■ **EXERCISE PROMPT**: Reproduce all of the data that follows exactly as given, line for line, but leave out the pictures.

....................

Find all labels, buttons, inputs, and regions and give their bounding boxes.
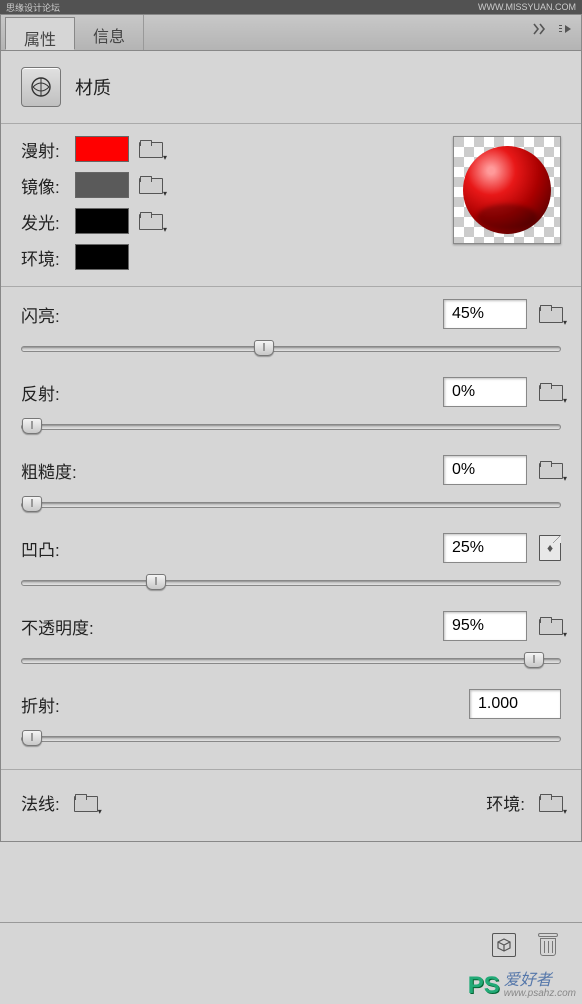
properties-panel: 属性 信息 材质 漫射: ▾ <box>0 14 582 842</box>
glow-folder-icon[interactable]: ▾ <box>139 212 161 230</box>
collapse-icon[interactable] <box>533 23 551 35</box>
ambient-label: 环境: <box>21 245 65 270</box>
bump-input[interactable] <box>443 533 527 563</box>
opacity-folder-icon[interactable]: ▾ <box>539 617 561 635</box>
top-watermark: 思缘设计论坛 WWW.MISSYUAN.COM <box>0 0 582 14</box>
opacity-label: 不透明度: <box>21 614 94 639</box>
reflection-slider-block: 反射: ▾ <box>21 377 561 435</box>
shine-slider-block: 闪亮: ▾ <box>21 299 561 357</box>
tab-properties[interactable]: 属性 <box>5 17 75 50</box>
specular-label: 镜像: <box>21 173 65 198</box>
roughness-slider[interactable] <box>21 495 561 513</box>
refraction-slider[interactable] <box>21 729 561 747</box>
shine-folder-icon[interactable]: ▾ <box>539 305 561 323</box>
watermark-brand: PS <box>468 972 500 1000</box>
topbar-left: 思缘设计论坛 <box>6 1 60 14</box>
specular-folder-icon[interactable]: ▾ <box>139 176 161 194</box>
topbar-right: WWW.MISSYUAN.COM <box>478 2 576 12</box>
specular-swatch[interactable] <box>75 172 129 198</box>
bump-label: 凹凸: <box>21 536 60 561</box>
normal-env-row: 法线: ▾ 环境: ▾ <box>1 769 581 841</box>
tab-info[interactable]: 信息 <box>75 15 144 50</box>
roughness-input[interactable] <box>443 455 527 485</box>
roughness-label: 粗糙度: <box>21 458 77 483</box>
watermark-text: 爱好者 <box>504 973 576 989</box>
normal-label: 法线: <box>21 790 60 815</box>
panel-menu-icon[interactable] <box>559 23 575 35</box>
opacity-slider[interactable] <box>21 651 561 669</box>
material-icon-button[interactable] <box>21 67 61 107</box>
specular-row: 镜像: ▾ <box>21 172 161 198</box>
refraction-slider-block: 折射: <box>21 689 561 747</box>
preview-sphere <box>463 146 551 234</box>
ambient-row: 环境: <box>21 244 161 270</box>
ambient-swatch[interactable] <box>75 244 129 270</box>
glow-row: 发光: ▾ <box>21 208 161 234</box>
shine-slider[interactable] <box>21 339 561 357</box>
new-material-icon[interactable] <box>492 933 516 957</box>
refraction-label: 折射: <box>21 692 60 717</box>
diffuse-row: 漫射: ▾ <box>21 136 161 162</box>
reflection-slider[interactable] <box>21 417 561 435</box>
diffuse-label: 漫射: <box>21 137 65 162</box>
shine-label: 闪亮: <box>21 302 60 327</box>
roughness-folder-icon[interactable]: ▾ <box>539 461 561 479</box>
watermark-url: www.psahz.com <box>504 989 576 999</box>
bump-slider[interactable] <box>21 573 561 591</box>
material-preview <box>453 136 561 244</box>
glow-label: 发光: <box>21 209 65 234</box>
color-section: 漫射: ▾ 镜像: ▾ 发光: ▾ 环境: <box>1 123 581 286</box>
opacity-slider-block: 不透明度: ▾ <box>21 611 561 669</box>
watermark: PS 爱好者 www.psahz.com <box>468 972 576 1000</box>
bump-texture-icon[interactable]: ♦ <box>539 535 561 561</box>
panel-title: 材质 <box>75 74 111 100</box>
reflection-label: 反射: <box>21 380 60 405</box>
environment-label: 环境: <box>486 790 525 815</box>
panel-bottom-bar <box>0 922 582 966</box>
diffuse-swatch[interactable] <box>75 136 129 162</box>
panel-header: 材质 <box>1 51 581 123</box>
diffuse-folder-icon[interactable]: ▾ <box>139 140 161 158</box>
material-icon <box>29 75 53 99</box>
slider-section: 闪亮: ▾ 反射: ▾ <box>1 286 581 769</box>
tab-bar: 属性 信息 <box>1 15 581 51</box>
environment-folder-icon[interactable]: ▾ <box>539 794 561 812</box>
refraction-input[interactable] <box>469 689 561 719</box>
roughness-slider-block: 粗糙度: ▾ <box>21 455 561 513</box>
normal-folder-icon[interactable]: ▾ <box>74 794 96 812</box>
reflection-input[interactable] <box>443 377 527 407</box>
bump-slider-block: 凹凸: ♦ <box>21 533 561 591</box>
trash-icon[interactable] <box>538 933 558 957</box>
shine-input[interactable] <box>443 299 527 329</box>
glow-swatch[interactable] <box>75 208 129 234</box>
reflection-folder-icon[interactable]: ▾ <box>539 383 561 401</box>
opacity-input[interactable] <box>443 611 527 641</box>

....................

■ **FINAL ANSWER**:
Find all labels, buttons, inputs, and regions and give their bounding boxes.
properties-panel: 属性 信息 材质 漫射: ▾ <box>0 14 582 842</box>
glow-folder-icon[interactable]: ▾ <box>139 212 161 230</box>
collapse-icon[interactable] <box>533 23 551 35</box>
ambient-label: 环境: <box>21 245 65 270</box>
bump-input[interactable] <box>443 533 527 563</box>
opacity-folder-icon[interactable]: ▾ <box>539 617 561 635</box>
top-watermark: 思缘设计论坛 WWW.MISSYUAN.COM <box>0 0 582 14</box>
opacity-label: 不透明度: <box>21 614 94 639</box>
reflection-slider-block: 反射: ▾ <box>21 377 561 435</box>
shine-slider-block: 闪亮: ▾ <box>21 299 561 357</box>
tab-properties[interactable]: 属性 <box>5 17 75 50</box>
specular-label: 镜像: <box>21 173 65 198</box>
roughness-slider[interactable] <box>21 495 561 513</box>
refraction-slider[interactable] <box>21 729 561 747</box>
shine-folder-icon[interactable]: ▾ <box>539 305 561 323</box>
watermark-brand: PS <box>468 972 500 1000</box>
topbar-left: 思缘设计论坛 <box>6 1 60 14</box>
specular-folder-icon[interactable]: ▾ <box>139 176 161 194</box>
topbar-right: WWW.MISSYUAN.COM <box>478 2 576 12</box>
specular-swatch[interactable] <box>75 172 129 198</box>
bump-label: 凹凸: <box>21 536 60 561</box>
normal-env-row: 法线: ▾ 环境: ▾ <box>1 769 581 841</box>
tab-info[interactable]: 信息 <box>75 15 144 50</box>
roughness-input[interactable] <box>443 455 527 485</box>
roughness-label: 粗糙度: <box>21 458 77 483</box>
watermark-text: 爱好者 <box>504 973 576 989</box>
normal-label: 法线: <box>21 790 60 815</box>
panel-menu-icon[interactable] <box>559 23 575 35</box>
opacity-slider[interactable] <box>21 651 561 669</box>
material-icon-button[interactable] <box>21 67 61 107</box>
specular-row: 镜像: ▾ <box>21 172 161 198</box>
refraction-slider-block: 折射: <box>21 689 561 747</box>
preview-sphere <box>463 146 551 234</box>
ambient-row: 环境: <box>21 244 161 270</box>
ambient-swatch[interactable] <box>75 244 129 270</box>
glow-row: 发光: ▾ <box>21 208 161 234</box>
shine-slider[interactable] <box>21 339 561 357</box>
new-material-icon[interactable] <box>492 933 516 957</box>
refraction-label: 折射: <box>21 692 60 717</box>
diffuse-row: 漫射: ▾ <box>21 136 161 162</box>
reflection-slider[interactable] <box>21 417 561 435</box>
diffuse-label: 漫射: <box>21 137 65 162</box>
shine-label: 闪亮: <box>21 302 60 327</box>
roughness-folder-icon[interactable]: ▾ <box>539 461 561 479</box>
watermark-url: www.psahz.com <box>504 989 576 999</box>
bump-slider[interactable] <box>21 573 561 591</box>
material-preview <box>453 136 561 244</box>
glow-label: 发光: <box>21 209 65 234</box>
color-section: 漫射: ▾ 镜像: ▾ 发光: ▾ 环境: <box>1 123 581 286</box>
opacity-slider-block: 不透明度: ▾ <box>21 611 561 669</box>
watermark: PS 爱好者 www.psahz.com <box>468 972 576 1000</box>
bump-texture-icon[interactable]: ♦ <box>539 535 561 561</box>
panel-title: 材质 <box>75 74 111 100</box>
reflection-label: 反射: <box>21 380 60 405</box>
environment-label: 环境: <box>486 790 525 815</box>
panel-bottom-bar <box>0 922 582 966</box>
diffuse-swatch[interactable] <box>75 136 129 162</box>
panel-header: 材质 <box>1 51 581 123</box>
diffuse-folder-icon[interactable]: ▾ <box>139 140 161 158</box>
material-icon <box>29 75 53 99</box>
slider-section: 闪亮: ▾ 反射: ▾ <box>1 286 581 769</box>
tab-bar: 属性 信息 <box>1 15 581 51</box>
environment-folder-icon[interactable]: ▾ <box>539 794 561 812</box>
refraction-input[interactable] <box>469 689 561 719</box>
roughness-slider-block: 粗糙度: ▾ <box>21 455 561 513</box>
normal-folder-icon[interactable]: ▾ <box>74 794 96 812</box>
reflection-input[interactable] <box>443 377 527 407</box>
bump-slider-block: 凹凸: ♦ <box>21 533 561 591</box>
trash-icon[interactable] <box>538 933 558 957</box>
shine-input[interactable] <box>443 299 527 329</box>
glow-swatch[interactable] <box>75 208 129 234</box>
reflection-folder-icon[interactable]: ▾ <box>539 383 561 401</box>
opacity-input[interactable] <box>443 611 527 641</box>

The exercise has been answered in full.